Data records
━━━━━━━━━━━━━━━━━━━━

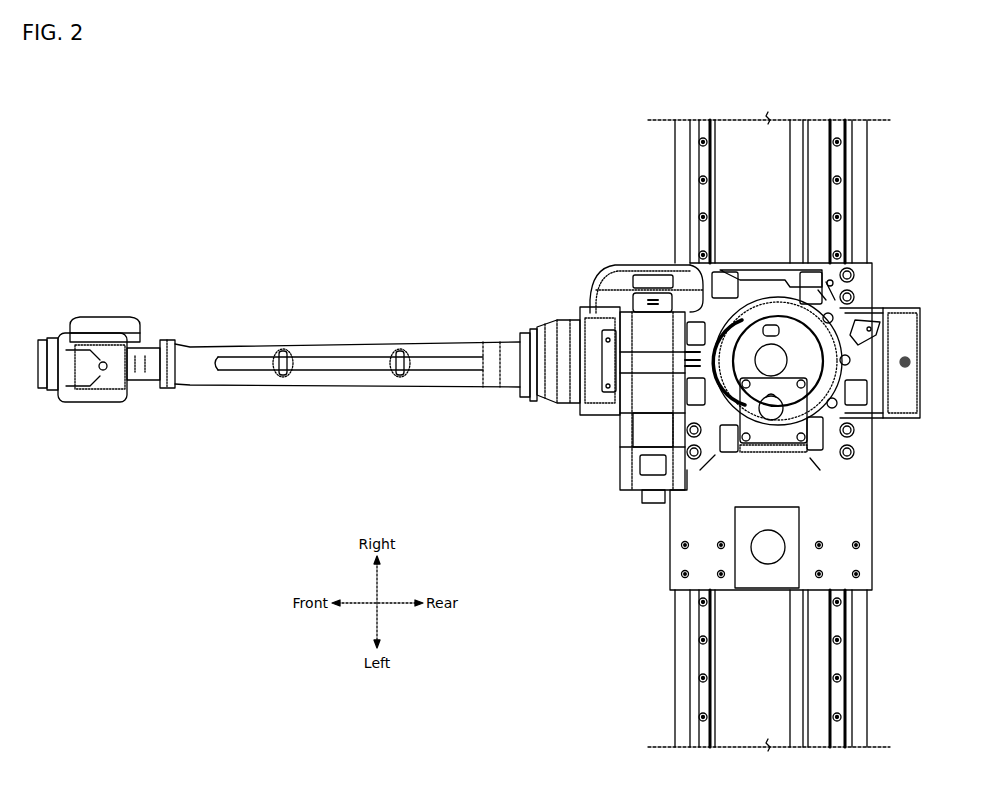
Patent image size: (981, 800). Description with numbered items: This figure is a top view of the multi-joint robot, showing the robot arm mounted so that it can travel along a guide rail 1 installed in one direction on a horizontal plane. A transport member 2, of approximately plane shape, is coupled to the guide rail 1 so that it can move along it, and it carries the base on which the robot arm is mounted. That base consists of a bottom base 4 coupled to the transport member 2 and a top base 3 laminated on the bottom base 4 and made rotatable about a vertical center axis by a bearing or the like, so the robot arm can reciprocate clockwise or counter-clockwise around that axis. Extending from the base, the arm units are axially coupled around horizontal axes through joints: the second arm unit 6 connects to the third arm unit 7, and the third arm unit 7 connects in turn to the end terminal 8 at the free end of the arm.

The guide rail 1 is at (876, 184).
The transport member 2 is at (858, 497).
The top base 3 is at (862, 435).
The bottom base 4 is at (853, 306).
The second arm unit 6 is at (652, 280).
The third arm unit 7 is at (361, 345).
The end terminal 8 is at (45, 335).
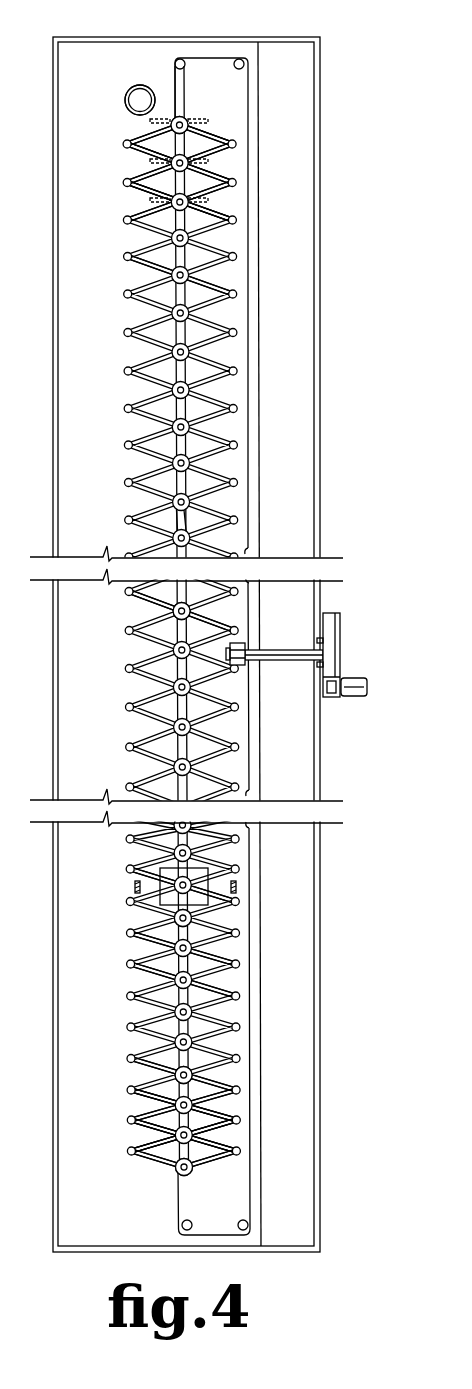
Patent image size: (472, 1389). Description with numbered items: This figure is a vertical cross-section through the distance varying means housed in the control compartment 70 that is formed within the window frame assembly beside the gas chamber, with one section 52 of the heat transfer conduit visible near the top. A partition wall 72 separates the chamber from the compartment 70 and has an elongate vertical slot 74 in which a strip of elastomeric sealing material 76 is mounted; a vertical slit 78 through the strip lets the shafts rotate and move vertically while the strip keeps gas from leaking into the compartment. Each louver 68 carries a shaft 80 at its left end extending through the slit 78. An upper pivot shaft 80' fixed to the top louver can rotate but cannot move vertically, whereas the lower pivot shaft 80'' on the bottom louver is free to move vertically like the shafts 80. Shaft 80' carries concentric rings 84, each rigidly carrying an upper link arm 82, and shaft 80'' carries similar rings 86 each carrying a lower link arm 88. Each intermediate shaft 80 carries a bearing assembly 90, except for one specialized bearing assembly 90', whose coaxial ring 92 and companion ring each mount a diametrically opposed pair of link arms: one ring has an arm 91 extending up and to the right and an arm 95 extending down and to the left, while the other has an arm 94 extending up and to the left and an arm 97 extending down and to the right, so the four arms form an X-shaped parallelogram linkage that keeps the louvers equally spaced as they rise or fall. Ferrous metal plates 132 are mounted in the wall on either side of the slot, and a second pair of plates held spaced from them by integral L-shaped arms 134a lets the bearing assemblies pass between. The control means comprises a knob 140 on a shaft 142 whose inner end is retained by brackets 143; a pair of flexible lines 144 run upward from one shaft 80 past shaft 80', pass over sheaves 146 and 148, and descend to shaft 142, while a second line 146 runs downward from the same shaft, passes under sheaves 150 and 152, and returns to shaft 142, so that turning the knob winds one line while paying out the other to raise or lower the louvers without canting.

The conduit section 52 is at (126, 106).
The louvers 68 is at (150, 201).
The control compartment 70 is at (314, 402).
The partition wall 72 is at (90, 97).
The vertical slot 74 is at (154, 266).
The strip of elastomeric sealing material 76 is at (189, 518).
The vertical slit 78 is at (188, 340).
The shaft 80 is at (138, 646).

━━━━━━━━━━━━━━━━━━━━

■ What is being asked
Reproduce all of the data records above word for word, leaving out the pictures.

■ Result of the exercise
Patent image size: (981, 800). Description with numbered items: This figure is a top view of the multi-joint robot, showing the robot arm mounted so that it can travel along a guide rail 1 installed in one direction on a horizontal plane. A transport member 2, of approximately plane shape, is coupled to the guide rail 1 so that it can move along it, and it carries the base on which the robot arm is mounted. That base consists of a bottom base 4 coupled to the transport member 2 and a top base 3 laminated on the bottom base 4 and made rotatable about a vertical center axis by a bearing or the like, so the robot arm can reciprocate clockwise or counter-clockwise around that axis. Extending from the base, the arm units are axially coupled around horizontal axes through joints: the second arm unit 6 connects to the third arm unit 7, and the third arm unit 7 connects in turn to the end terminal 8 at the free end of the arm.

The guide rail 1 is at (876, 184).
The transport member 2 is at (858, 497).
The top base 3 is at (862, 435).
The bottom base 4 is at (853, 306).
The second arm unit 6 is at (652, 280).
The third arm unit 7 is at (361, 345).
The end terminal 8 is at (45, 335).
Patent image size: (472, 1389). Description with numbered items: This figure is a vertical cross-section through the distance varying means housed in the control compartment 70 that is formed within the window frame assembly beside the gas chamber, with one section 52 of the heat transfer conduit visible near the top. A partition wall 72 separates the chamber from the compartment 70 and has an elongate vertical slot 74 in which a strip of elastomeric sealing material 76 is mounted; a vertical slit 78 through the strip lets the shafts rotate and move vertically while the strip keeps gas from leaking into the compartment. Each louver 68 carries a shaft 80 at its left end extending through the slit 78. An upper pivot shaft 80' fixed to the top louver can rotate but cannot move vertically, whereas the lower pivot shaft 80'' on the bottom louver is free to move vertically like the shafts 80. Shaft 80' carries concentric rings 84, each rigidly carrying an upper link arm 82, and shaft 80'' carries similar rings 86 each carrying a lower link arm 88. Each intermediate shaft 80 carries a bearing assembly 90, except for one specialized bearing assembly 90', whose coaxial ring 92 and companion ring each mount a diametrically opposed pair of link arms: one ring has an arm 91 extending up and to the right and an arm 95 extending down and to the left, while the other has an arm 94 extending up and to the left and an arm 97 extending down and to the right, so the four arms form an X-shaped parallelogram linkage that keeps the louvers equally spaced as they rise or fall. Ferrous metal plates 132 are mounted in the wall on either side of the slot, and a second pair of plates held spaced from them by integral L-shaped arms 134a lets the bearing assemblies pass between. The control means comprises a knob 140 on a shaft 142 whose inner end is retained by brackets 143; a pair of flexible lines 144 run upward from one shaft 80 past shaft 80', pass over sheaves 146 and 148, and descend to shaft 142, while a second line 146 runs downward from the same shaft, passes under sheaves 150 and 152, and returns to shaft 142, so that turning the knob winds one line while paying out the other to raise or lower the louvers without canting.

The conduit section 52 is at (126, 106).
The louvers 68 is at (150, 201).
The control compartment 70 is at (314, 402).
The partition wall 72 is at (90, 97).
The vertical slot 74 is at (154, 266).
The strip of elastomeric sealing material 76 is at (189, 518).
The vertical slit 78 is at (188, 340).
The shaft 80 is at (138, 646).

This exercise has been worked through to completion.